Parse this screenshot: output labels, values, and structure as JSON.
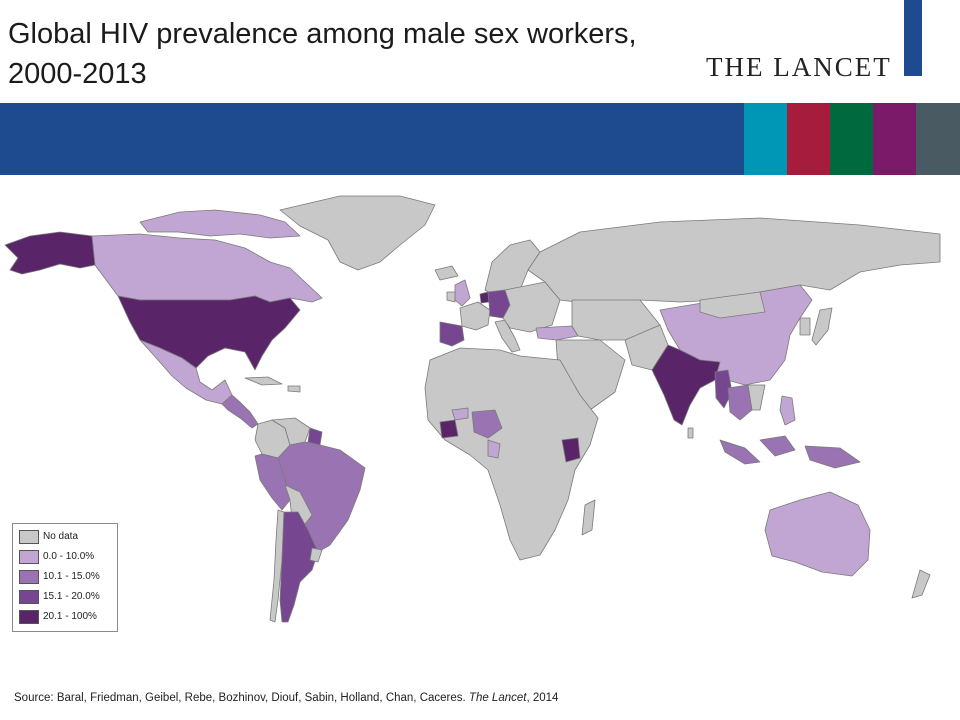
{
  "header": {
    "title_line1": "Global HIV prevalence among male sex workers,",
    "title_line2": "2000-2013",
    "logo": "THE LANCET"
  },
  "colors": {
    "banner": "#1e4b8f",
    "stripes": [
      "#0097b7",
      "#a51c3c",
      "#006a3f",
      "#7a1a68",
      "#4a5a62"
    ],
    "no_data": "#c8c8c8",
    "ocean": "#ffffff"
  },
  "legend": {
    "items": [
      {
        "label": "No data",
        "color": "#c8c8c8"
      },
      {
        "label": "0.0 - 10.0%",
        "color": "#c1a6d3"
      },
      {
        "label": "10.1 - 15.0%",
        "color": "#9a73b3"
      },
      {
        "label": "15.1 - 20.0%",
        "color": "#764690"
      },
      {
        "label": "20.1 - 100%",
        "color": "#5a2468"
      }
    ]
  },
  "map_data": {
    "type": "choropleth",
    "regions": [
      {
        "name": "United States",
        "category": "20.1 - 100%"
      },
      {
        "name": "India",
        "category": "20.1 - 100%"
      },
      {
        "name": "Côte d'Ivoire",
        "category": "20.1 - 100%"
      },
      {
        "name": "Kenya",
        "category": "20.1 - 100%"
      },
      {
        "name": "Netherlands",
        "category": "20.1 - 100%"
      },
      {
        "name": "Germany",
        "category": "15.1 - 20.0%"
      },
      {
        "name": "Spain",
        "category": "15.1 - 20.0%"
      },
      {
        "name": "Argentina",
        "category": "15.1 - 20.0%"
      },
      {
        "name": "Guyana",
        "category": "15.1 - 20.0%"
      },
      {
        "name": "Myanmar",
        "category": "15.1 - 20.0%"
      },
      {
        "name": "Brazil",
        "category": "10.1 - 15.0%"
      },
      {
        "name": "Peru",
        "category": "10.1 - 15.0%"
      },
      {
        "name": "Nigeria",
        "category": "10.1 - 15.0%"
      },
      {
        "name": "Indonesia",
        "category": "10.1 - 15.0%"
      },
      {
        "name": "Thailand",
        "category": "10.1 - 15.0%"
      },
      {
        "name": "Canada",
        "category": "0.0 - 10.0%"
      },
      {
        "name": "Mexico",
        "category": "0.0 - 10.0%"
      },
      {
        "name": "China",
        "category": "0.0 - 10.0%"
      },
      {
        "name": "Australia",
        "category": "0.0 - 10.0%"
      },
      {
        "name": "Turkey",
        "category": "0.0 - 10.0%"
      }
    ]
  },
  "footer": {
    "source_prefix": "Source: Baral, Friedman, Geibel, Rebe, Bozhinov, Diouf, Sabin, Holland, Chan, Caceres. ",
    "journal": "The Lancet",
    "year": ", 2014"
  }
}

━━━━━━

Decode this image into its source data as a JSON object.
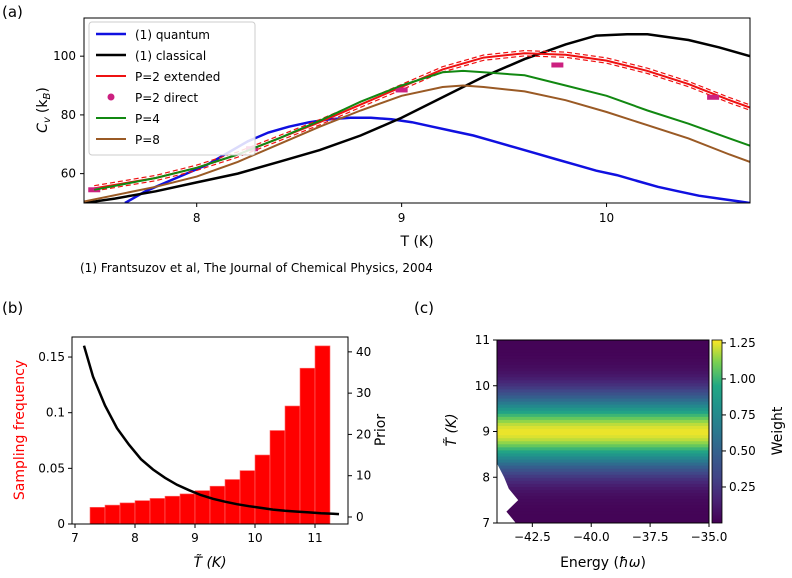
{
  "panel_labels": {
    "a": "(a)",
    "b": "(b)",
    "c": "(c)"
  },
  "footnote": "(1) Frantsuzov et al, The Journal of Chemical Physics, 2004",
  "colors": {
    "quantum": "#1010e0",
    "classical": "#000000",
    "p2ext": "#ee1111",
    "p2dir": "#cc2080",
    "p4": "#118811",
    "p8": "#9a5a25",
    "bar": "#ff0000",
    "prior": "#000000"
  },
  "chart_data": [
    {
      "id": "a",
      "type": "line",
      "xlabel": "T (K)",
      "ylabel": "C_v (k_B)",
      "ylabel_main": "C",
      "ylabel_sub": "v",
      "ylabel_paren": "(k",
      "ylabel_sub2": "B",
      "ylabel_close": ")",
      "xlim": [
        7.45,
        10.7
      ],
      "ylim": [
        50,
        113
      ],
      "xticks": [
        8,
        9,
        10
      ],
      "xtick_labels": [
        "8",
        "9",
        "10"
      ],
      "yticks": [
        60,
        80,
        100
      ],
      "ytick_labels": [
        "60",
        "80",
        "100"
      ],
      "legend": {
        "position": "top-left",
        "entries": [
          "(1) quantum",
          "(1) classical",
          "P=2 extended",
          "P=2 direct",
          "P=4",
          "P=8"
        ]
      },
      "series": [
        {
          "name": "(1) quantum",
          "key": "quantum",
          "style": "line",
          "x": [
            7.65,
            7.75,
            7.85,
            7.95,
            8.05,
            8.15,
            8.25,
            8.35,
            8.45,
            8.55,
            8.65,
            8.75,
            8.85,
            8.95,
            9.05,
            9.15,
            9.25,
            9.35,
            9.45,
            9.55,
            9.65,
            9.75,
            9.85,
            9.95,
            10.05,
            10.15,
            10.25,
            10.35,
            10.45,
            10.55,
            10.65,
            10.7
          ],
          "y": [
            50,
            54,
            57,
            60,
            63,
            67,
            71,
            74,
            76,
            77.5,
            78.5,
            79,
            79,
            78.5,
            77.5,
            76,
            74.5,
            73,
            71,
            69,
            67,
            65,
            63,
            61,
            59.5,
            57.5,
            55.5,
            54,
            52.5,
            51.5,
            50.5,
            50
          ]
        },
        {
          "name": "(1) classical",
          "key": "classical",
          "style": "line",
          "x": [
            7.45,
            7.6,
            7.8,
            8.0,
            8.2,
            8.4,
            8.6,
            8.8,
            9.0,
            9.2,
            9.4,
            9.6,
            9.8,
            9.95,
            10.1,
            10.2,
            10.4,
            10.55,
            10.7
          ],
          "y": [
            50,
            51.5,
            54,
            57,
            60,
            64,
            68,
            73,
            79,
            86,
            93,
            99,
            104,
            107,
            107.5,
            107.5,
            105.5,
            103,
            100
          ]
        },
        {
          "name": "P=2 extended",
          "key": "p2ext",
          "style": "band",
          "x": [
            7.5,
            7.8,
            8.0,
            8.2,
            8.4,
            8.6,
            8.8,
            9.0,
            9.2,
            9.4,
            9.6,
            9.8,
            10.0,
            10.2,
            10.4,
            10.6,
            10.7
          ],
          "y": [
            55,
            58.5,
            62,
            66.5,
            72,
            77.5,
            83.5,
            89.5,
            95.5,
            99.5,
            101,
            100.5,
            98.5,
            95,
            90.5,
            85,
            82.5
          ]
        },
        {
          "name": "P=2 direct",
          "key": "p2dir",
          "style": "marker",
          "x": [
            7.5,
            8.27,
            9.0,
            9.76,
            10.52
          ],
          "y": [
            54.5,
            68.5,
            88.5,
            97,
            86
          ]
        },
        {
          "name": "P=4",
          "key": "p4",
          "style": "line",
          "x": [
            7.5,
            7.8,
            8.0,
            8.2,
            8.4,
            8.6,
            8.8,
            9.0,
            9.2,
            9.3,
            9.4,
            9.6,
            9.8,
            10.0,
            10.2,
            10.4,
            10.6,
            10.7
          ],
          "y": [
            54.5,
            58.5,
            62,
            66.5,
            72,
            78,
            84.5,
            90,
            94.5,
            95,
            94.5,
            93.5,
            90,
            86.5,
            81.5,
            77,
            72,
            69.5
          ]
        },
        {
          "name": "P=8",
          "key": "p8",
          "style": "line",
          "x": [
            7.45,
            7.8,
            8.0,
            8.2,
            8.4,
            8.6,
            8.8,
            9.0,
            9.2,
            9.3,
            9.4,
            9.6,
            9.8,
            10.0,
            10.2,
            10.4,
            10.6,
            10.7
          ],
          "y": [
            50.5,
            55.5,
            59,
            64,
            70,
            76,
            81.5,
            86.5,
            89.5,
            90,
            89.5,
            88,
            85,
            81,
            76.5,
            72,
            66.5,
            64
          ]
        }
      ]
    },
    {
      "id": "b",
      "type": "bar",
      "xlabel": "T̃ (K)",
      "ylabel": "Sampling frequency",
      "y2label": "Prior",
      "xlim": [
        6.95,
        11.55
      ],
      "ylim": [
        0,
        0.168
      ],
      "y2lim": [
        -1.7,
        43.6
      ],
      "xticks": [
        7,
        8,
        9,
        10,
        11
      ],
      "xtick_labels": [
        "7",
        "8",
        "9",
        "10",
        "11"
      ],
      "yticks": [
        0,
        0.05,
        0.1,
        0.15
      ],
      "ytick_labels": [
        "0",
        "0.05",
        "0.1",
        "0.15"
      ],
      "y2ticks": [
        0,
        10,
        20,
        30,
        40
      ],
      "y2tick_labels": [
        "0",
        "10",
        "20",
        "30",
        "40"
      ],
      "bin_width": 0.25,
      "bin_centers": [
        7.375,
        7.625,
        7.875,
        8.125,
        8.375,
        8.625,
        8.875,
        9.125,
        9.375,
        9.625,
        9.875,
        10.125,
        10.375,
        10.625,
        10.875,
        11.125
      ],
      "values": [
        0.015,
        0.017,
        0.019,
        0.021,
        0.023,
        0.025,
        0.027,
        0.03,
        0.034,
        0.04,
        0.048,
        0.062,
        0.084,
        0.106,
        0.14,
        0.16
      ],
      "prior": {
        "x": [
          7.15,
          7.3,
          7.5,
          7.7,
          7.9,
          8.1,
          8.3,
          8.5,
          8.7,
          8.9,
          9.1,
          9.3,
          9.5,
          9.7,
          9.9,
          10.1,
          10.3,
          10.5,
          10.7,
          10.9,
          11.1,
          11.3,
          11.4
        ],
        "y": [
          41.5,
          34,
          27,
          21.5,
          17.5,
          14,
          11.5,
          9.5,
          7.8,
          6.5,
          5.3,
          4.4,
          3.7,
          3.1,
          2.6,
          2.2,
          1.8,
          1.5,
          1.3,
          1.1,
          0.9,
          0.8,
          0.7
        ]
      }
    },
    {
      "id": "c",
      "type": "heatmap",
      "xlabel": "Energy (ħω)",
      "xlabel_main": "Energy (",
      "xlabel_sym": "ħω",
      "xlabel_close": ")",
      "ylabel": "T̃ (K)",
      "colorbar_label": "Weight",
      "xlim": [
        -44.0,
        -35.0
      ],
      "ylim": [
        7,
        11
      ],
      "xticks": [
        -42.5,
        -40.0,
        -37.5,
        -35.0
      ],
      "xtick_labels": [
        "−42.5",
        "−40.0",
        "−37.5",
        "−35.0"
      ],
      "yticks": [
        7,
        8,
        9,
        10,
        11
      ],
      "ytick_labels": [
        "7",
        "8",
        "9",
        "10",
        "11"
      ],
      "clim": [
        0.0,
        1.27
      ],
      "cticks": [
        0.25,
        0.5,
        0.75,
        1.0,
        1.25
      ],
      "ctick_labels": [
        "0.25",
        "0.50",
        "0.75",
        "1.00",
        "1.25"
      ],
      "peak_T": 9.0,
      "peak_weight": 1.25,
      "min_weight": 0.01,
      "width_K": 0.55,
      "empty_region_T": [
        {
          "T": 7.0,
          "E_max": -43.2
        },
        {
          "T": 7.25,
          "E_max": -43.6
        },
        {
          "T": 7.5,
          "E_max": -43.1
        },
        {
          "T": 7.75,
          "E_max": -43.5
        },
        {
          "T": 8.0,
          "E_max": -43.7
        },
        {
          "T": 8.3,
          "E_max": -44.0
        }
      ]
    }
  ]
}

━━━━━━

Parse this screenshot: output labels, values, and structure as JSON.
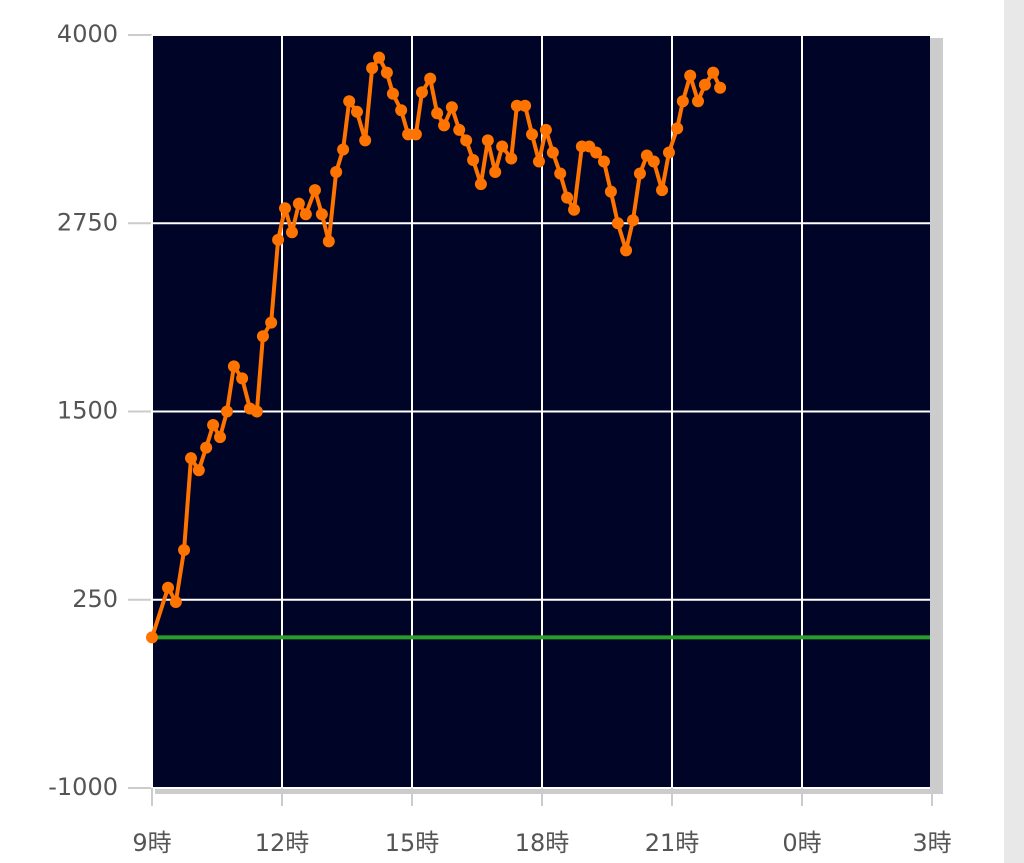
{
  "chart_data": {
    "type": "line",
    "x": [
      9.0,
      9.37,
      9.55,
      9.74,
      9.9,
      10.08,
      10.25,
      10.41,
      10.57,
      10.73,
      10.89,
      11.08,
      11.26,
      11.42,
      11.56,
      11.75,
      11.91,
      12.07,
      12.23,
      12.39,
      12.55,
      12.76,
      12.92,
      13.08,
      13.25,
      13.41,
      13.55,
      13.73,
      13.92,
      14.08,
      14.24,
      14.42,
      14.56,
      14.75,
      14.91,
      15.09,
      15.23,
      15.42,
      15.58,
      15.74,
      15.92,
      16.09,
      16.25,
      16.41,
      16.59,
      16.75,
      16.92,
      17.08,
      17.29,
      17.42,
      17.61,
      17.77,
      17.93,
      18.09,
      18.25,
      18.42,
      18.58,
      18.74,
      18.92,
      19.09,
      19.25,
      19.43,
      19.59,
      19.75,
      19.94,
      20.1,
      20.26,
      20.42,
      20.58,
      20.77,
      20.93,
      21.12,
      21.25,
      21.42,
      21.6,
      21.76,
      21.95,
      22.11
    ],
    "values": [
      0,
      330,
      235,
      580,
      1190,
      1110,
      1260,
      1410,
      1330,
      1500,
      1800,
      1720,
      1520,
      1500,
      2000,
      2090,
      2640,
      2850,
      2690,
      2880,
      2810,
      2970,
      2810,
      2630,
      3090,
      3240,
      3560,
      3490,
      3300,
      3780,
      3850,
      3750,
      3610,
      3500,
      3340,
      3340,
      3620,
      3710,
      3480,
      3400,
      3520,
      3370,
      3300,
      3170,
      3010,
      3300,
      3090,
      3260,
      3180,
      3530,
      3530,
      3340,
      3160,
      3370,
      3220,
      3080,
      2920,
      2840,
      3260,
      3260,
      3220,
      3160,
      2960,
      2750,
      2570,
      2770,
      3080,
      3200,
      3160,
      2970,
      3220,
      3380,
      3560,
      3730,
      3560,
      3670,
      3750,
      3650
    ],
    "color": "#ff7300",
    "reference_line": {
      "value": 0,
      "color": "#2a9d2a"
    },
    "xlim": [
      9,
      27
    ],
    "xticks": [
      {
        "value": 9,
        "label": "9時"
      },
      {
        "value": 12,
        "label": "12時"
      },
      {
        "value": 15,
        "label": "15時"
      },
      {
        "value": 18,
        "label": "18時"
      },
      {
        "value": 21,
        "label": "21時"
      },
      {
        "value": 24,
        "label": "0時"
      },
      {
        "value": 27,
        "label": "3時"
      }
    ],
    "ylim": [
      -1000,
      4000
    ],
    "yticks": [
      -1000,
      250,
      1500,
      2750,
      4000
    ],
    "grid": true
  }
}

━━━━━━

Locate all lines in the listing above with the word "Energy". Copy them.

      "xlabel": "Energy (ħω)",
      "xlabel_main": "Energy (",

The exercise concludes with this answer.